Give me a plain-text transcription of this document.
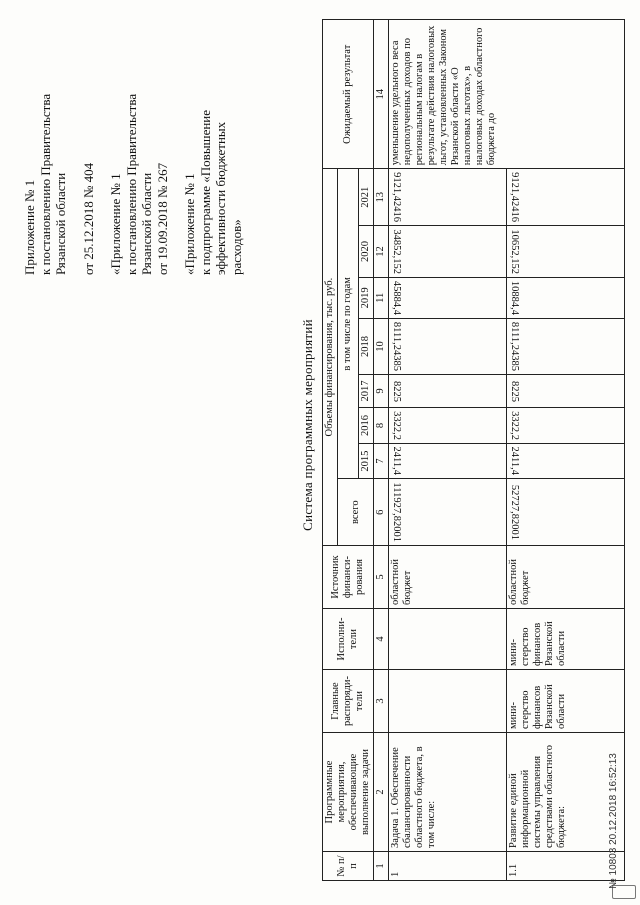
Приложение № 1 к постановлению Правительства Рязанской области от 25.12.2018 № 404 «Приложение № 1 к постановлению Правительства Рязанской области от 19.09.2018 № 267 «Приложение № 1 к подпрограмме «Повышение эффективности бюджетных расходов»
Система программных мероприятий
№ п/п	Программные мероприятия, обеспечивающие выполнение задачи	Главные распоряди- тели	Исполни- тели	Источник финанси- рования	Объемы финансирования, тыс. руб.								Ожидаемый результат
					всего	в том числе по годам							
						2015	2016	2017	2018	2019	2020	2021	
1	2	3	4	5	6	7	8	9	10	11	12	13	14
1	Задача 1. Обеспечение сбалансированности областного бюджета, в том числе:			областной бюджет	111927,82001	2411,4	3322,2	8225	8111,24385	45884,4	34852,152	9121,42416	уменьшение удельного веса недополученных доходов по региональным налогам в результате действия налоговых льгот, установленных Законом Рязанской области «О налоговых льготах», в налоговых доходах областного бюджета до
1.1	Развитие единой информационной системы управления средствами областного бюджета:	мини- стерство финансов Рязанской области	мини- стерство финансов Рязанской области	областной бюджет	52727,82001	2411,4	3322,2	8225	8111,24385	10884,4	10652,152	9121,42416	
№ 10803 20.12.2018 16:52:13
┄┄┄┄┄┄
● SHORT PROBLEM: Reproduce the data word for word, excluding its pictures.

● RESULT OF THE EXERCISE:
Give me a plain-text transcription of this document.
Приложение № 1 к постановлению Правительства Рязанской области от 25.12.2018 № 404 «Приложение № 1 к постановлению Правительства Рязанской области от 19.09.2018 № 267 «Приложение № 1 к подпрограмме «Повышение эффективности бюджетных расходов»
Система программных мероприятий
№ п/п	Программные мероприятия, обеспечивающие выполнение задачи	Главные распоряди- тели	Исполни- тели	Источник финанси- рования	Объемы финансирования, тыс. руб.								Ожидаемый результат
					всего	в том числе по годам							
						2015	2016	2017	2018	2019	2020	2021	
1	2	3	4	5	6	7	8	9	10	11	12	13	14
1	Задача 1. Обеспечение сбалансированности областного бюджета, в том числе:			областной бюджет	111927,82001	2411,4	3322,2	8225	8111,24385	45884,4	34852,152	9121,42416	уменьшение удельного веса недополученных доходов по региональным налогам в результате действия налоговых льгот, установленных Законом Рязанской области «О налоговых льготах», в налоговых доходах областного бюджета до
1.1	Развитие единой информационной системы управления средствами областного бюджета:	мини- стерство финансов Рязанской области	мини- стерство финансов Рязанской области	областной бюджет	52727,82001	2411,4	3322,2	8225	8111,24385	10884,4	10652,152	9121,42416	
№ 10803 20.12.2018 16:52:13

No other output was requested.